AIM OF THE TASK: Filter the lines below, copying only those with the string "this".

MATERIAL SHOWN:

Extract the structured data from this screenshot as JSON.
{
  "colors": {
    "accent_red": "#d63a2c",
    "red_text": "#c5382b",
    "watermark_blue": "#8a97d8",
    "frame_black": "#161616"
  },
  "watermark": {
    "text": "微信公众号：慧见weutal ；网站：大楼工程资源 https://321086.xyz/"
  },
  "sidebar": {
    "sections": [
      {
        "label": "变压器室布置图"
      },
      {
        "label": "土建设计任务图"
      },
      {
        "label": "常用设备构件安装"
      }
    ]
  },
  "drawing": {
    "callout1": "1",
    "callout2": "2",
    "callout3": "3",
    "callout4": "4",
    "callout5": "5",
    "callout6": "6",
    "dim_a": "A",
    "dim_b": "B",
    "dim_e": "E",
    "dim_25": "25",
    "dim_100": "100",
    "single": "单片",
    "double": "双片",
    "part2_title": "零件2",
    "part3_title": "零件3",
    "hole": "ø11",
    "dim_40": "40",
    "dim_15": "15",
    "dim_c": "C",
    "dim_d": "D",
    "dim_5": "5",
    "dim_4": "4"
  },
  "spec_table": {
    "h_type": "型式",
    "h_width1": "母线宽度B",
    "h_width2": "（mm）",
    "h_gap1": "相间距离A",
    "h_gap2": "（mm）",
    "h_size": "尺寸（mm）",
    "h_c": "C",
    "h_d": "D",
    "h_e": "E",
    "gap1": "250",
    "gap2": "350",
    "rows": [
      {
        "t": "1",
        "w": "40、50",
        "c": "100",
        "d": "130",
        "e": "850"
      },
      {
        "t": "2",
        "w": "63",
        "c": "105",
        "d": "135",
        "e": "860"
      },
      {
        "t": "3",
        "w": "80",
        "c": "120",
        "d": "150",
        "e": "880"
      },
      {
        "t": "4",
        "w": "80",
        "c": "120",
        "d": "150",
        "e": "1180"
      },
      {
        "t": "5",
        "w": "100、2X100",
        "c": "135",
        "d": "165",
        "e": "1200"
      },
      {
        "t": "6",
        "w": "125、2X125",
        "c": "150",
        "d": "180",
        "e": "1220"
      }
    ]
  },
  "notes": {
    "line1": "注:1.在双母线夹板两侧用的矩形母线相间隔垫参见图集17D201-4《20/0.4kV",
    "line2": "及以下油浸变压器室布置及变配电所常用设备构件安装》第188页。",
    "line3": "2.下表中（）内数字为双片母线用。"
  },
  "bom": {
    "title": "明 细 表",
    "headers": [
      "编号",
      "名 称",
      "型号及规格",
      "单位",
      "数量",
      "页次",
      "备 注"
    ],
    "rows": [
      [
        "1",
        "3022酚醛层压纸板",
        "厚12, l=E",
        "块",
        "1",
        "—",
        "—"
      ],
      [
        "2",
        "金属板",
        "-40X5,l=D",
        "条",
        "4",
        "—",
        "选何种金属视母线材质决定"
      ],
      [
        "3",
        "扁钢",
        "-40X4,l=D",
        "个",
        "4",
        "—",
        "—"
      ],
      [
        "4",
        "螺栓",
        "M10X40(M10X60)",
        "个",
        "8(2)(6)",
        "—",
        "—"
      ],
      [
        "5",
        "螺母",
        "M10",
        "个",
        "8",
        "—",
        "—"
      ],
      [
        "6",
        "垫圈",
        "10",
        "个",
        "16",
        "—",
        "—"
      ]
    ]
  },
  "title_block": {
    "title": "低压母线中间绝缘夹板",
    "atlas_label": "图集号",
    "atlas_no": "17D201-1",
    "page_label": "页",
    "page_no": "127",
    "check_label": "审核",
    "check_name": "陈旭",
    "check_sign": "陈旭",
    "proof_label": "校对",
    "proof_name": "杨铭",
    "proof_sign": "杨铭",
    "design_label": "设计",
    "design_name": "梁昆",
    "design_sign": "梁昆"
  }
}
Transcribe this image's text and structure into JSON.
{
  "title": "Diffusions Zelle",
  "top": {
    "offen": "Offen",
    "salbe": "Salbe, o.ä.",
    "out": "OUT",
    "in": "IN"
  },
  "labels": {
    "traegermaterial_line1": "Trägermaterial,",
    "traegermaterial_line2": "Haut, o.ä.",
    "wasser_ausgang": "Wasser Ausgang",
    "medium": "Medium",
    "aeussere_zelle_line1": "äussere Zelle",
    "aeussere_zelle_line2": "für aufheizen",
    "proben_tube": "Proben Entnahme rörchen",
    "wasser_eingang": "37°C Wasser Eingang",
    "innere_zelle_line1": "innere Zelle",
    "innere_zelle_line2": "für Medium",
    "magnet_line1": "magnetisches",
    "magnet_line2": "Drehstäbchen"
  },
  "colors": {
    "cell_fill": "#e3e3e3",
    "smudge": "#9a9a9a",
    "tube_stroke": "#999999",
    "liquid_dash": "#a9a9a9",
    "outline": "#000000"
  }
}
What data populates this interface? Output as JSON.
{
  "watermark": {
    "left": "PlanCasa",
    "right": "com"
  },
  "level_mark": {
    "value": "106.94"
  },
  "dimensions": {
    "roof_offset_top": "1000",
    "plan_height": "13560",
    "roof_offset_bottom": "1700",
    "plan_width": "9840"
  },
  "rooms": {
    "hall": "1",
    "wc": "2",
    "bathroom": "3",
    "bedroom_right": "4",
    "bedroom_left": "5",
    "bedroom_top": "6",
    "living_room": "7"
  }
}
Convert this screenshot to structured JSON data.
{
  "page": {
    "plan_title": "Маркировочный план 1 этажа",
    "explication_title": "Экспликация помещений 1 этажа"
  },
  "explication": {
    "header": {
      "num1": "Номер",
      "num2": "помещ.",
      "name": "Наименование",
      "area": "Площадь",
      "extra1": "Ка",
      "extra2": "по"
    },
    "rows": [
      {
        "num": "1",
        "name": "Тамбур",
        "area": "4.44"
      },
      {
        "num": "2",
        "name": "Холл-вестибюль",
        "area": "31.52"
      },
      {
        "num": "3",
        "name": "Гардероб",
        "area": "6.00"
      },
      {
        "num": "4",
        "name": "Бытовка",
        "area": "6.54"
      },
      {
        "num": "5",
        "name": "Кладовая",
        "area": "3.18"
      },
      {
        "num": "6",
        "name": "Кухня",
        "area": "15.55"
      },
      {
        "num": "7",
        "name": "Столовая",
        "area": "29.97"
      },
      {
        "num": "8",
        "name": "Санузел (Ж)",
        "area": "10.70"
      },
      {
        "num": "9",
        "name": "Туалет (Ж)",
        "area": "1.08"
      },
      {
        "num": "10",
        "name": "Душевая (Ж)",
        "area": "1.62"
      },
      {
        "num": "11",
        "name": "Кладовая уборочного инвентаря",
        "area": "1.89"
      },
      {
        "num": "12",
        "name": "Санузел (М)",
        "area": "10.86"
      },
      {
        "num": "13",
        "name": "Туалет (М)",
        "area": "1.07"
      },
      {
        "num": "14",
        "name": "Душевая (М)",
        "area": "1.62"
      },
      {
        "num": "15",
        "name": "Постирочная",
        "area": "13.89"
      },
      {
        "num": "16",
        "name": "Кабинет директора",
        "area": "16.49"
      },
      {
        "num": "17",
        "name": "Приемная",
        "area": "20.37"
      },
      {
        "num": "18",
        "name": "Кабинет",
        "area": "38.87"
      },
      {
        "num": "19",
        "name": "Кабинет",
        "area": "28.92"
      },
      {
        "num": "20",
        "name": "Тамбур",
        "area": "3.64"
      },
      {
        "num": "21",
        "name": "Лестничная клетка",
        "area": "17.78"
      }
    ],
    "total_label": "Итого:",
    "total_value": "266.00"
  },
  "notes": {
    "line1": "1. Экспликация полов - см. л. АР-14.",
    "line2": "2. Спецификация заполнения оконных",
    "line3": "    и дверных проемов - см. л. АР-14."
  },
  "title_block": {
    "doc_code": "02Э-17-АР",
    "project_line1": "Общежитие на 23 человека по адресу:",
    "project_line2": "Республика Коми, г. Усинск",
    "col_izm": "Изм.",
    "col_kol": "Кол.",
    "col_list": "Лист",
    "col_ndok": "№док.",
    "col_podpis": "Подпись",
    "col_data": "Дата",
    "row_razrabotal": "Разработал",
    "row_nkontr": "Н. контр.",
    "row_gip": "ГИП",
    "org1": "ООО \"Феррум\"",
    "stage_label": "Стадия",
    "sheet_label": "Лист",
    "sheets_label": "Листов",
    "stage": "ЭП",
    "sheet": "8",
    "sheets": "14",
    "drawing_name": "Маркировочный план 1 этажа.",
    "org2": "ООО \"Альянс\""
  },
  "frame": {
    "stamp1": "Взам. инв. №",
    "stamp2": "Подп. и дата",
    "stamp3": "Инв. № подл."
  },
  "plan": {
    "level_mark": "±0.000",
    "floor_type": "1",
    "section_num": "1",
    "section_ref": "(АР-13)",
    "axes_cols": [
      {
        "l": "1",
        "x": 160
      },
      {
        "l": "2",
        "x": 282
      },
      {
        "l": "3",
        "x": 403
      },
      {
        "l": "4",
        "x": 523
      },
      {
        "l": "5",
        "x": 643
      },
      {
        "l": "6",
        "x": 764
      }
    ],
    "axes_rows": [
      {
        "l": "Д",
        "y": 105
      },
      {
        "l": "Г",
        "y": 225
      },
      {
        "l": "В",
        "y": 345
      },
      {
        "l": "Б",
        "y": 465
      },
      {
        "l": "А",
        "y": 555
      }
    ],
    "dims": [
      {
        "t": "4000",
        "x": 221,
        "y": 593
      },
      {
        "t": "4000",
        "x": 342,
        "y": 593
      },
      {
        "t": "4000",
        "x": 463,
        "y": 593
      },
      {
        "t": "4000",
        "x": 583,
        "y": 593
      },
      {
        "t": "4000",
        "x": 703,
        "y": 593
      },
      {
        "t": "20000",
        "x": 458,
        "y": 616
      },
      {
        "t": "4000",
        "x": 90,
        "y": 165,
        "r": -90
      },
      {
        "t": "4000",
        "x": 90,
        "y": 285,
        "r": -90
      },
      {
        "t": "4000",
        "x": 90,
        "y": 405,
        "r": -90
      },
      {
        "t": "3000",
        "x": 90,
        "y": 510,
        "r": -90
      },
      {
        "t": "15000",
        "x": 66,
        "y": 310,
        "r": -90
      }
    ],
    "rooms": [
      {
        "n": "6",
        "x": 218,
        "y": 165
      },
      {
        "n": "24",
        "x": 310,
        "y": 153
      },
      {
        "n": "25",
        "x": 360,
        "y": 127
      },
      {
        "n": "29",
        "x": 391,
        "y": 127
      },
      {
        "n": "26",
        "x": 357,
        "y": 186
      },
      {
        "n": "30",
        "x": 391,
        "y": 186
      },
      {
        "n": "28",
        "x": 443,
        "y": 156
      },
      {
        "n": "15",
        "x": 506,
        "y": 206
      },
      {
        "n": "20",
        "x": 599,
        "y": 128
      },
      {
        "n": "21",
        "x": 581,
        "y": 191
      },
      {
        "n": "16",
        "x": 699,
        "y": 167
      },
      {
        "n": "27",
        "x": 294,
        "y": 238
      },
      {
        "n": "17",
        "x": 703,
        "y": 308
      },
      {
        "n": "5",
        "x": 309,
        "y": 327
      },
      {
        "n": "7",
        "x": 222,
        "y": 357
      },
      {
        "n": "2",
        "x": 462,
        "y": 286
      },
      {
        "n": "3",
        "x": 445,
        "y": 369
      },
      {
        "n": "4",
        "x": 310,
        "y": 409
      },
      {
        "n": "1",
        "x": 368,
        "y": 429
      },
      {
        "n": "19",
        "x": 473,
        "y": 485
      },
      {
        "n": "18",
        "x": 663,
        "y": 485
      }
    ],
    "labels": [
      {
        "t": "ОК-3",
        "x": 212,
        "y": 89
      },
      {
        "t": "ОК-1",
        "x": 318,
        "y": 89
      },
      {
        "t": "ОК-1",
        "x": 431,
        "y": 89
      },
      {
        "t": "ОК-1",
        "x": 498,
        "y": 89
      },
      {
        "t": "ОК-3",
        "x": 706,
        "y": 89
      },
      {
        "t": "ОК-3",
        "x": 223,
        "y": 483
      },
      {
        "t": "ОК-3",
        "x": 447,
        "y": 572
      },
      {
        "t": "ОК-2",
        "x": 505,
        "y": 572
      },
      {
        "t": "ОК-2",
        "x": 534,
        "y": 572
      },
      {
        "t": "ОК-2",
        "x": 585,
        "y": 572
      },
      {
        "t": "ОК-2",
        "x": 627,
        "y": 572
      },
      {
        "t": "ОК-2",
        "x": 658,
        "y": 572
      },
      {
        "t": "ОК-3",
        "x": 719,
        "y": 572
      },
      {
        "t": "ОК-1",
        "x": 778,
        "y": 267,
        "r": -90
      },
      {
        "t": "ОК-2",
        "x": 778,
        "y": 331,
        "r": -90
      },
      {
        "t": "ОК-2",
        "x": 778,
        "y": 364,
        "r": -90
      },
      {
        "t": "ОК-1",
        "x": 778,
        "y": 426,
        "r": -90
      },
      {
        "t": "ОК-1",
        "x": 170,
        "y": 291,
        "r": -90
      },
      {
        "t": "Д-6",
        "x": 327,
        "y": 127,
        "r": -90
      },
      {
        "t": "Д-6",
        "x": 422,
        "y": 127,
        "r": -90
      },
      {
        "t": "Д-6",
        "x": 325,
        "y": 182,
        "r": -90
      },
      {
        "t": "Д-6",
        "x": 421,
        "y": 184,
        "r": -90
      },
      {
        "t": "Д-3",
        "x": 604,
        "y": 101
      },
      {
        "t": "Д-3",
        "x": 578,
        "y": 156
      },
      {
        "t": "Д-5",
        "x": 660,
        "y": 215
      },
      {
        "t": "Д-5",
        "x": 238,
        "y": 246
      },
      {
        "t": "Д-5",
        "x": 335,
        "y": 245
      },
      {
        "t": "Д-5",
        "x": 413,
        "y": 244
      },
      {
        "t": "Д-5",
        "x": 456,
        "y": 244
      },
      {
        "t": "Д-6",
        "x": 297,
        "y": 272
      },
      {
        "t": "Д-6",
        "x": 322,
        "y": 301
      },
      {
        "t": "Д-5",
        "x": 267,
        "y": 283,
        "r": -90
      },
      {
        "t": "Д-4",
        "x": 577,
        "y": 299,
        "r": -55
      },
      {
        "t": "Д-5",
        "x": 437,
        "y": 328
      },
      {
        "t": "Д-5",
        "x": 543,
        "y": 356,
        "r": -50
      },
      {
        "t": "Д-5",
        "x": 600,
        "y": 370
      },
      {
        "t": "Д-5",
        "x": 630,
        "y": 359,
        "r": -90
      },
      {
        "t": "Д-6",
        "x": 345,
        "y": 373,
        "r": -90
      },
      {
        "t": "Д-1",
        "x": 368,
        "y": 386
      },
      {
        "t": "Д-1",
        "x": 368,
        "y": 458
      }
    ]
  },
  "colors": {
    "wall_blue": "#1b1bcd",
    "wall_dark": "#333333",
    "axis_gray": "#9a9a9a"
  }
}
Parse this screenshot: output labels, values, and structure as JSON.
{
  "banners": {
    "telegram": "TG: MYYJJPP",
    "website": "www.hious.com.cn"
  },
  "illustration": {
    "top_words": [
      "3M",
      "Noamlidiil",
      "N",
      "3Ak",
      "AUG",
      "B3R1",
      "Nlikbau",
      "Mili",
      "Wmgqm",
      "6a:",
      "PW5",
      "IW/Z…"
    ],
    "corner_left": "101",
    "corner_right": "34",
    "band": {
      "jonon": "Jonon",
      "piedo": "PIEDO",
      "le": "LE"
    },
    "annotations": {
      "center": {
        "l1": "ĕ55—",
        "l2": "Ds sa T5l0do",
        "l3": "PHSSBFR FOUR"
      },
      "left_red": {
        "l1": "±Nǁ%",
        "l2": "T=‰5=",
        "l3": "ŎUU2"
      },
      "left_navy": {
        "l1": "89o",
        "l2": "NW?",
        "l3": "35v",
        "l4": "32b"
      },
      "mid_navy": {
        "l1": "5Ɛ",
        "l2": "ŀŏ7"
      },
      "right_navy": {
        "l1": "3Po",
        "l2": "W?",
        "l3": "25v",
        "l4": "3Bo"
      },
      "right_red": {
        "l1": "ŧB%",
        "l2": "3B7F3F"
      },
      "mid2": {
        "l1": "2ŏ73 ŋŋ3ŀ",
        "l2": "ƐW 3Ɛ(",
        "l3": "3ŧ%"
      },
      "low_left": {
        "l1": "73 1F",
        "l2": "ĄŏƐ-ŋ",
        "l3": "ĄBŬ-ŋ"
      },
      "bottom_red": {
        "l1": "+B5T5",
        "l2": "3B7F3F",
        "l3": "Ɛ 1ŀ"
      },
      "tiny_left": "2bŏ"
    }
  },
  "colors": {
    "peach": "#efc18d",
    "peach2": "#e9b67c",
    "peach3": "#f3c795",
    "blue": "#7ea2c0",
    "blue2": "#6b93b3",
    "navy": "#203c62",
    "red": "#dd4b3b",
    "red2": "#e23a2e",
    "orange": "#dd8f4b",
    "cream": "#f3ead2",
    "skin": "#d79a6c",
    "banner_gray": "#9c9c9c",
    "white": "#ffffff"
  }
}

RESPONSE TO THE TASK:
Extract the structured data from this screenshot as JSON.
Transcribe this image's text and structure into JSON.
What data populates this interface? Output as JSON.
Convert this screenshot to structured JSON data.
Parse this screenshot: output labels, values, and structure as JSON.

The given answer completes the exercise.